-- MATERIAL SHOWN --
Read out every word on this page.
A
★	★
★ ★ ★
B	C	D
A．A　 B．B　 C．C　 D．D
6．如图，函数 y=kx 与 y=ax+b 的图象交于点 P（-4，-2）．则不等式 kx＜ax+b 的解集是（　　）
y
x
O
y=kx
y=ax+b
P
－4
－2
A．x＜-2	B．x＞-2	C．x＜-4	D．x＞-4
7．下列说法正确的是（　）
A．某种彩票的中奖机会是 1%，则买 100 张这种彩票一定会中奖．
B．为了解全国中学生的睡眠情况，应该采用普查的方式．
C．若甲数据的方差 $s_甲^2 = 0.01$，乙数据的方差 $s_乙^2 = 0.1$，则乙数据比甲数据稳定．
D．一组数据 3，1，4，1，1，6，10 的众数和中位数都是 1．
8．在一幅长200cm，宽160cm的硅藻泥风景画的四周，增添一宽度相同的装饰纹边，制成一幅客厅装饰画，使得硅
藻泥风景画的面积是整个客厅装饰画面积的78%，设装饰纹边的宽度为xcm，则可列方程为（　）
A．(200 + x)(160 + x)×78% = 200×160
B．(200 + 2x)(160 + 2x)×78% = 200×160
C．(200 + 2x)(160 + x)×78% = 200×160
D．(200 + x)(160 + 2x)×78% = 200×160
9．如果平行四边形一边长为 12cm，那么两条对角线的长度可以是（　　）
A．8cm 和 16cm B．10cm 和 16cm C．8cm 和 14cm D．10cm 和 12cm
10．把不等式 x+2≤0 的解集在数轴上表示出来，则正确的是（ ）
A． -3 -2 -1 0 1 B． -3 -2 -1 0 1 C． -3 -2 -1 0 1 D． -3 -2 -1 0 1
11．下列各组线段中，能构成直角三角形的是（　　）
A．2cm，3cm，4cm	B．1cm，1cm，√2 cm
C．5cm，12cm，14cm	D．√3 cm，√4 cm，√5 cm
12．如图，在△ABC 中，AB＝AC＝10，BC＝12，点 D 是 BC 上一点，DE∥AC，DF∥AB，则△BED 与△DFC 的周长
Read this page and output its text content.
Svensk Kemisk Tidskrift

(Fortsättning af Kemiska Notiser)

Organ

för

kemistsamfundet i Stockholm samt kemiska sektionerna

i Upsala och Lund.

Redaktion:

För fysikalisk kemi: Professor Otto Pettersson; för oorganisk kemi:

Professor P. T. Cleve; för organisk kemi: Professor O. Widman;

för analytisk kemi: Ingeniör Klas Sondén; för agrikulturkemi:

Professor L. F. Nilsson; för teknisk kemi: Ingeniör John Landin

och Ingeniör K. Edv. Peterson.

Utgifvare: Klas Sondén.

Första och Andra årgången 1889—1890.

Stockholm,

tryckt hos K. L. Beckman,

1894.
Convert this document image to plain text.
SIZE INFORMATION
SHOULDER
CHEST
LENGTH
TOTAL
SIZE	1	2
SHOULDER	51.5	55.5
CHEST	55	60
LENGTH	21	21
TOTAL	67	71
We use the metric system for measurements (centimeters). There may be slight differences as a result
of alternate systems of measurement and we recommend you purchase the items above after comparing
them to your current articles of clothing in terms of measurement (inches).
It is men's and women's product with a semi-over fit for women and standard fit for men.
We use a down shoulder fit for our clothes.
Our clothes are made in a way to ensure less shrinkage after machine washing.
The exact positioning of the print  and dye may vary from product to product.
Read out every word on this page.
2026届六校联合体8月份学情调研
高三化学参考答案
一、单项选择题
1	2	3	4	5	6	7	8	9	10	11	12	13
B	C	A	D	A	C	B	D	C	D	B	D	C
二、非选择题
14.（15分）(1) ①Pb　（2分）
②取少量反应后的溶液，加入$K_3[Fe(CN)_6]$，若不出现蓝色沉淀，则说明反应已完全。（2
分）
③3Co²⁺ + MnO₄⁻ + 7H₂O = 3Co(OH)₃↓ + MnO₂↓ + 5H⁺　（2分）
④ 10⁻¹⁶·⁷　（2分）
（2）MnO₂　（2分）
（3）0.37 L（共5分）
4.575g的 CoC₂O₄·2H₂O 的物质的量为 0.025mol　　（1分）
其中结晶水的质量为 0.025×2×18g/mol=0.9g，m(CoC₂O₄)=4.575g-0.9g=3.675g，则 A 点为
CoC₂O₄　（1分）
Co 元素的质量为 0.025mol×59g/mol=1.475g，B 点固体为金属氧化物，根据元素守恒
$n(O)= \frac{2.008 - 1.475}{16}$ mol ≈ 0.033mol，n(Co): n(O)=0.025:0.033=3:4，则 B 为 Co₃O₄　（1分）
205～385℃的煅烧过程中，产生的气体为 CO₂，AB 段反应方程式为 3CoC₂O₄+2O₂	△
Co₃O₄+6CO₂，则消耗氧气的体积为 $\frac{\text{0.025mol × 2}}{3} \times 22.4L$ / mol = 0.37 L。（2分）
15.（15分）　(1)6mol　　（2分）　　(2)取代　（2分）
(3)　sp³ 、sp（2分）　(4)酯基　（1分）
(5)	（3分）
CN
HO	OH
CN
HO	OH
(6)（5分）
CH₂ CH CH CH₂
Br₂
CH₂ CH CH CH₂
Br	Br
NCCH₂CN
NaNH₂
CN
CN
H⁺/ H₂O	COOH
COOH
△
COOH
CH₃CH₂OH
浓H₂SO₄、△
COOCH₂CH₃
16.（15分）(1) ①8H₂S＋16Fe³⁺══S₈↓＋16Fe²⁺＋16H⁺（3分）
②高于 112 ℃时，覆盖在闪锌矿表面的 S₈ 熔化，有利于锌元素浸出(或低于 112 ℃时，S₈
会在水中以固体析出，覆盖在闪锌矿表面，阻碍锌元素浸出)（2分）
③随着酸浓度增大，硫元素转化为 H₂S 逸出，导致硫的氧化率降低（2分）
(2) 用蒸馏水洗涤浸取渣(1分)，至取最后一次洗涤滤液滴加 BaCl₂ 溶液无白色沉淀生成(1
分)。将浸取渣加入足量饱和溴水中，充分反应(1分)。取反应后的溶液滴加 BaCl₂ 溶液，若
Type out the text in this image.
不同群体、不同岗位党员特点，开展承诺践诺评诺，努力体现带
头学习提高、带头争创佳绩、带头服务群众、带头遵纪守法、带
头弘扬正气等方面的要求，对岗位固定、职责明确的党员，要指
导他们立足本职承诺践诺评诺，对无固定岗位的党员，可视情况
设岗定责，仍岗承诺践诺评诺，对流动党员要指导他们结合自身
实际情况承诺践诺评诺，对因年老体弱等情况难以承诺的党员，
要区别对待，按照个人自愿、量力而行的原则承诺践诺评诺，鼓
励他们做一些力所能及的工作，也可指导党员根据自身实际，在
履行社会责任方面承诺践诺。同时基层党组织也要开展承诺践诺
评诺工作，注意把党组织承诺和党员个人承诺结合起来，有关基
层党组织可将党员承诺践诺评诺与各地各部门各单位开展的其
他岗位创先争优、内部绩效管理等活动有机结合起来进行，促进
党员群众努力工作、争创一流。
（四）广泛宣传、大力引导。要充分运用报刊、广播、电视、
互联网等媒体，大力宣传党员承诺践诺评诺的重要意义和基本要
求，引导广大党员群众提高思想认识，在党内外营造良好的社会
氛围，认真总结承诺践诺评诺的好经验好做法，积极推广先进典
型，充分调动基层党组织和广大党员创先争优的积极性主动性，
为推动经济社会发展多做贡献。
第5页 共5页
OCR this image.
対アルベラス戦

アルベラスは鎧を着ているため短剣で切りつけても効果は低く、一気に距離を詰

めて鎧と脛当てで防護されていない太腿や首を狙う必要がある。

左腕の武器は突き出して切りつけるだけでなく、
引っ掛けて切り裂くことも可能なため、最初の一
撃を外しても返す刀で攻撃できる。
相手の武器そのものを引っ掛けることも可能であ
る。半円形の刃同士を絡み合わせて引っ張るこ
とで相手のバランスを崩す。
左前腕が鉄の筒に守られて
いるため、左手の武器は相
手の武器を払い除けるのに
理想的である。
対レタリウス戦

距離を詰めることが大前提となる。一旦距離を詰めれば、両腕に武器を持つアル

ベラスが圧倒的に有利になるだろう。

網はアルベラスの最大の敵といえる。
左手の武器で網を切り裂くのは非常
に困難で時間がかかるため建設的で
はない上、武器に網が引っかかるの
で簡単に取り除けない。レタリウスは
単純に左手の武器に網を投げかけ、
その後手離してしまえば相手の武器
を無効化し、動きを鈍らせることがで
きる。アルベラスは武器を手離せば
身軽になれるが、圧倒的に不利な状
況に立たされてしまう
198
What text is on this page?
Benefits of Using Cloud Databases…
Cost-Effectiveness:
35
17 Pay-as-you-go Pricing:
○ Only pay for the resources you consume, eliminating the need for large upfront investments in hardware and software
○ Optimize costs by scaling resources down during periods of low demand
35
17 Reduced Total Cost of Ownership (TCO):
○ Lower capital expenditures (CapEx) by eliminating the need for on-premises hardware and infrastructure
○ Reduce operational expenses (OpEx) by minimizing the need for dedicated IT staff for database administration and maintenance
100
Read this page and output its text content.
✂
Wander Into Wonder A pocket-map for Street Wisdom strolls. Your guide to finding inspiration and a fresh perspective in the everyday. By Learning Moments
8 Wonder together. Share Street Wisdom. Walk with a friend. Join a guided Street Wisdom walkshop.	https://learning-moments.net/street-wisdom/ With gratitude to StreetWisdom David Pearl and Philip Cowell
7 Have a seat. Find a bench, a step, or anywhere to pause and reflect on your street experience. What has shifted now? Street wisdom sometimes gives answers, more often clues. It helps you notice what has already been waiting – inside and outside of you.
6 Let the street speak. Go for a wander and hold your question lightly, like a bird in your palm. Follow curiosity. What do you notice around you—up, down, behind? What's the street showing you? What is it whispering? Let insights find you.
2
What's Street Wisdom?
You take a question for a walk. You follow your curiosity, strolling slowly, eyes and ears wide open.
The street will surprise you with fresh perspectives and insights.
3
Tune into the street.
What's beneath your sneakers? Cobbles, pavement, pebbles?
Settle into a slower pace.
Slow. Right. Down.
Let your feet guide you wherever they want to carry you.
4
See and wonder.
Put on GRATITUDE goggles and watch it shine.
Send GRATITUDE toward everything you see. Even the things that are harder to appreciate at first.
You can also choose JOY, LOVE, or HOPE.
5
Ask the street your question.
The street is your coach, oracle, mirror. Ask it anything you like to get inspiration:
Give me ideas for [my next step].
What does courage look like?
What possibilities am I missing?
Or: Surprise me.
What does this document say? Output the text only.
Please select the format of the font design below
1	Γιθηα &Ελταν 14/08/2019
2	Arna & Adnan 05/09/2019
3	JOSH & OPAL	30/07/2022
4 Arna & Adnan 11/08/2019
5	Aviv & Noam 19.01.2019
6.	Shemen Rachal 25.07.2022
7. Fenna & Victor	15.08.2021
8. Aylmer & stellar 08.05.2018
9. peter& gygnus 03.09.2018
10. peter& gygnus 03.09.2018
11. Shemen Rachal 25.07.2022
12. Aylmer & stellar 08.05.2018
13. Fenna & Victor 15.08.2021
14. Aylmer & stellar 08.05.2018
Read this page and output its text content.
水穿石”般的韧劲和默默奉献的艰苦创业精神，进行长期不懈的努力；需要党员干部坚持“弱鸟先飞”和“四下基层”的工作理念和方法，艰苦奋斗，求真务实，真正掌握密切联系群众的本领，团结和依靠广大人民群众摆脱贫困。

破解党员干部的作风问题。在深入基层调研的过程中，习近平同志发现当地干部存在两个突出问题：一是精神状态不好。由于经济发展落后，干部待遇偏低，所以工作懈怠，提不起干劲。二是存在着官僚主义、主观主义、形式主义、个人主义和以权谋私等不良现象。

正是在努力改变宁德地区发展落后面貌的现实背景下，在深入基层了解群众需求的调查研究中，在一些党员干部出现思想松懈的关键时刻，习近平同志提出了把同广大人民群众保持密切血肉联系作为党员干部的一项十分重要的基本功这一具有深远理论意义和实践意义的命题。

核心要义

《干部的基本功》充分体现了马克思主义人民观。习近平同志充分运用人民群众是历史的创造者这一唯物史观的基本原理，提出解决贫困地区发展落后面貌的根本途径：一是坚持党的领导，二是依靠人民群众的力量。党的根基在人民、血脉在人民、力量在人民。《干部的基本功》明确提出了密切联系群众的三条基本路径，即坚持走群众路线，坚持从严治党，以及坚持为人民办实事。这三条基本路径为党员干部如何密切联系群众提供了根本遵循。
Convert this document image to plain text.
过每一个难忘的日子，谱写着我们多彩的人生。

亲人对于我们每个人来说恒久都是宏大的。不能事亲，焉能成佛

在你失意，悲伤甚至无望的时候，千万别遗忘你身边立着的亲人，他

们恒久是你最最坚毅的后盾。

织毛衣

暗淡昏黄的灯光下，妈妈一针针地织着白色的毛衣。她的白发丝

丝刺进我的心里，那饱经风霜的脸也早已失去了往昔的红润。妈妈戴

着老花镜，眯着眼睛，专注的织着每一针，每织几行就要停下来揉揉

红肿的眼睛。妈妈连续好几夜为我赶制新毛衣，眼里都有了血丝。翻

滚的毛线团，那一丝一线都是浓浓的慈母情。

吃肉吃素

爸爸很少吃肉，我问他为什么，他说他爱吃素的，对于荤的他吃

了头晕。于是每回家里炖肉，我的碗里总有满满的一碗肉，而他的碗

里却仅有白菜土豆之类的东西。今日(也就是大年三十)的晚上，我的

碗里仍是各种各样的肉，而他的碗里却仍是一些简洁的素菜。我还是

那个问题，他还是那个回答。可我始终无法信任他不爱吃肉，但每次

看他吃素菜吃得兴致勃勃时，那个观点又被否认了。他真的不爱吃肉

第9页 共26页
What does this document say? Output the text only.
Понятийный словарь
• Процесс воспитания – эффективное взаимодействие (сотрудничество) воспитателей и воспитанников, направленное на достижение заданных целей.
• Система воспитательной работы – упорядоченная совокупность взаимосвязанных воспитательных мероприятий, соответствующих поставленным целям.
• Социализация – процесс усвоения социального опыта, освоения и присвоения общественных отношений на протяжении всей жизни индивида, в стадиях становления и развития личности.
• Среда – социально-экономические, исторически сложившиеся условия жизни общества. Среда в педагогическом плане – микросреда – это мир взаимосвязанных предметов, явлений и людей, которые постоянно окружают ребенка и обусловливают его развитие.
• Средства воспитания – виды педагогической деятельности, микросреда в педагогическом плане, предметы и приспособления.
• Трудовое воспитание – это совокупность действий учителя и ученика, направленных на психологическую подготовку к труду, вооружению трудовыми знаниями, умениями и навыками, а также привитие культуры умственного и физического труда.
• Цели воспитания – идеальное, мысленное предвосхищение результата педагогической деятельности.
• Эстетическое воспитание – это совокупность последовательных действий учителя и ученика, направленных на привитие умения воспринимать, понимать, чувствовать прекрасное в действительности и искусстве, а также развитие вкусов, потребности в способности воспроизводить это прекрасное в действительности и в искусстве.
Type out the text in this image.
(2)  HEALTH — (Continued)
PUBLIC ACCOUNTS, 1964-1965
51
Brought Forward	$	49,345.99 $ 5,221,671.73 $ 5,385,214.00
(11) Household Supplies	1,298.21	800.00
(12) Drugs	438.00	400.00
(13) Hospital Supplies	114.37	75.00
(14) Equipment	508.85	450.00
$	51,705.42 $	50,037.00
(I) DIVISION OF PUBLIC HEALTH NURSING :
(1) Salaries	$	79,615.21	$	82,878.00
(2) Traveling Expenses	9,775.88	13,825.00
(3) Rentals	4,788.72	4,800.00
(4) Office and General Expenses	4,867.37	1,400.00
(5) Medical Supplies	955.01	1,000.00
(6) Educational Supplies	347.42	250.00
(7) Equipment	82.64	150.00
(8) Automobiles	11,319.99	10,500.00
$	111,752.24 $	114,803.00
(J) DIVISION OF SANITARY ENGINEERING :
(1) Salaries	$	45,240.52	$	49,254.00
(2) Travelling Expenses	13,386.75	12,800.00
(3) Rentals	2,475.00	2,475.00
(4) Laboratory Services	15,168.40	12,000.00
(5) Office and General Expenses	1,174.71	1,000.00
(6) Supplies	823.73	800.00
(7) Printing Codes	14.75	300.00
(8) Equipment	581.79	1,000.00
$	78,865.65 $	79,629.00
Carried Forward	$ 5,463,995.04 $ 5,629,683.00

-- PROBLEM --
Set out every line from the material that contains the string "fresh".

-- WRITTEN SOLUTION --
Wander Into Wonder A pocket-map for Street Wisdom strolls. Your guide to finding inspiration and a fresh perspective in the everyday. By Learning Moments
The street will surprise you with fresh perspectives and insights.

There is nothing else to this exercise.